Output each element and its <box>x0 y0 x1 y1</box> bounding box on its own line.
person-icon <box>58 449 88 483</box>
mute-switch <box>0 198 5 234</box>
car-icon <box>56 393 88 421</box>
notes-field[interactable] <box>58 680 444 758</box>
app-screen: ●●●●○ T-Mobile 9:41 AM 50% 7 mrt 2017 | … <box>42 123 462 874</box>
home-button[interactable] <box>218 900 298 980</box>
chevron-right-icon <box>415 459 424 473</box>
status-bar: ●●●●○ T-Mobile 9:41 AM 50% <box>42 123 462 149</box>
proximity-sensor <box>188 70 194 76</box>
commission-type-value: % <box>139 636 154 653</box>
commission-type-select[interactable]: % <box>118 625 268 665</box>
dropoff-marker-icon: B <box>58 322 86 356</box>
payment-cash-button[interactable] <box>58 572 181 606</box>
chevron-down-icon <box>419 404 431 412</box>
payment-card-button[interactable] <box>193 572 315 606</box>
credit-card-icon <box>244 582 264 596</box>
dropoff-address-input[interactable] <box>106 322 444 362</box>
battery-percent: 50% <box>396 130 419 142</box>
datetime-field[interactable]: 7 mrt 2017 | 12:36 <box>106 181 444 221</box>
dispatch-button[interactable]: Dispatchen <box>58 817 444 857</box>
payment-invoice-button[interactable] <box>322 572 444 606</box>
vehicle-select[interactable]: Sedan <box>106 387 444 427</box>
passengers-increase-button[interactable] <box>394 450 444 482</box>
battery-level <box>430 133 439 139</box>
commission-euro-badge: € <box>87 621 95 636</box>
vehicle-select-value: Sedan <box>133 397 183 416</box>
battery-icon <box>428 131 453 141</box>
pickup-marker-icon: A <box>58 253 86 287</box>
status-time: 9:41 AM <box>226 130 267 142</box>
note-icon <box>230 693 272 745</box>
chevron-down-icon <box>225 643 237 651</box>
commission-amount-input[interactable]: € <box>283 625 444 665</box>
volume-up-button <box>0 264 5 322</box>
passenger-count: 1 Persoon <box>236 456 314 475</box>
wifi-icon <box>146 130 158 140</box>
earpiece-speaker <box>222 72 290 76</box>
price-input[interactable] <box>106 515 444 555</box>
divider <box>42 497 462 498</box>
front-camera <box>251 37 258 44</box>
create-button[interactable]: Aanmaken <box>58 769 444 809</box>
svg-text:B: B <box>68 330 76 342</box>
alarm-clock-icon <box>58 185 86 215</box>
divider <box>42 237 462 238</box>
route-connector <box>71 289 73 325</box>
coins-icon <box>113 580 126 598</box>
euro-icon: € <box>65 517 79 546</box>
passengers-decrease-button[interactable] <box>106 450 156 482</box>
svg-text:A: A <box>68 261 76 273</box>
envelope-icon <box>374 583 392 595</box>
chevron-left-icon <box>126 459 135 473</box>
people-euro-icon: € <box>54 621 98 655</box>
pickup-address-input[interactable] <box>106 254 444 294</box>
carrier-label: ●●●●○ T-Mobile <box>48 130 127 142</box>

- [What you should do]:
Update all the lines above, replacing every "Sedan" with "Hatchback" and leaving everything else unchanged.

- [Finished exercise]:
Output each element and its <box>x0 y0 x1 y1</box> bounding box on its own line.
person-icon <box>58 449 88 483</box>
mute-switch <box>0 198 5 234</box>
car-icon <box>56 393 88 421</box>
notes-field[interactable] <box>58 680 444 758</box>
app-screen: ●●●●○ T-Mobile 9:41 AM 50% 7 mrt 2017 | … <box>42 123 462 874</box>
home-button[interactable] <box>218 900 298 980</box>
chevron-right-icon <box>415 459 424 473</box>
status-bar: ●●●●○ T-Mobile 9:41 AM 50% <box>42 123 462 149</box>
proximity-sensor <box>188 70 194 76</box>
commission-type-value: % <box>139 636 154 653</box>
commission-type-select[interactable]: % <box>118 625 268 665</box>
dropoff-marker-icon: B <box>58 322 86 356</box>
payment-cash-button[interactable] <box>58 572 181 606</box>
chevron-down-icon <box>419 404 431 412</box>
payment-card-button[interactable] <box>193 572 315 606</box>
credit-card-icon <box>244 582 264 596</box>
dropoff-address-input[interactable] <box>106 322 444 362</box>
battery-percent: 50% <box>396 130 419 142</box>
datetime-field[interactable]: 7 mrt 2017 | 12:36 <box>106 181 444 221</box>
dispatch-button[interactable]: Dispatchen <box>58 817 444 857</box>
payment-invoice-button[interactable] <box>322 572 444 606</box>
vehicle-select[interactable]: Hatchback <box>106 387 444 427</box>
passengers-increase-button[interactable] <box>394 450 444 482</box>
battery-level <box>430 133 439 139</box>
commission-euro-badge: € <box>87 621 95 636</box>
vehicle-select-value: Hatchback <box>133 397 183 416</box>
battery-icon <box>428 131 453 141</box>
pickup-marker-icon: A <box>58 253 86 287</box>
status-time: 9:41 AM <box>226 130 267 142</box>
note-icon <box>230 693 272 745</box>
chevron-down-icon <box>225 643 237 651</box>
commission-amount-input[interactable]: € <box>283 625 444 665</box>
volume-up-button <box>0 264 5 322</box>
passenger-count: 1 Persoon <box>236 456 314 475</box>
wifi-icon <box>146 130 158 140</box>
earpiece-speaker <box>222 72 290 76</box>
price-input[interactable] <box>106 515 444 555</box>
divider <box>42 497 462 498</box>
front-camera <box>251 37 258 44</box>
create-button[interactable]: Aanmaken <box>58 769 444 809</box>
svg-text:B: B <box>68 330 76 342</box>
alarm-clock-icon <box>58 185 86 215</box>
divider <box>42 237 462 238</box>
route-connector <box>71 289 73 325</box>
coins-icon <box>113 580 126 598</box>
euro-icon: € <box>65 517 79 546</box>
passengers-decrease-button[interactable] <box>106 450 156 482</box>
svg-text:A: A <box>68 261 76 273</box>
envelope-icon <box>374 583 392 595</box>
chevron-left-icon <box>126 459 135 473</box>
people-euro-icon: € <box>54 621 98 655</box>
pickup-address-input[interactable] <box>106 254 444 294</box>
carrier-label: ●●●●○ T-Mobile <box>48 130 127 142</box>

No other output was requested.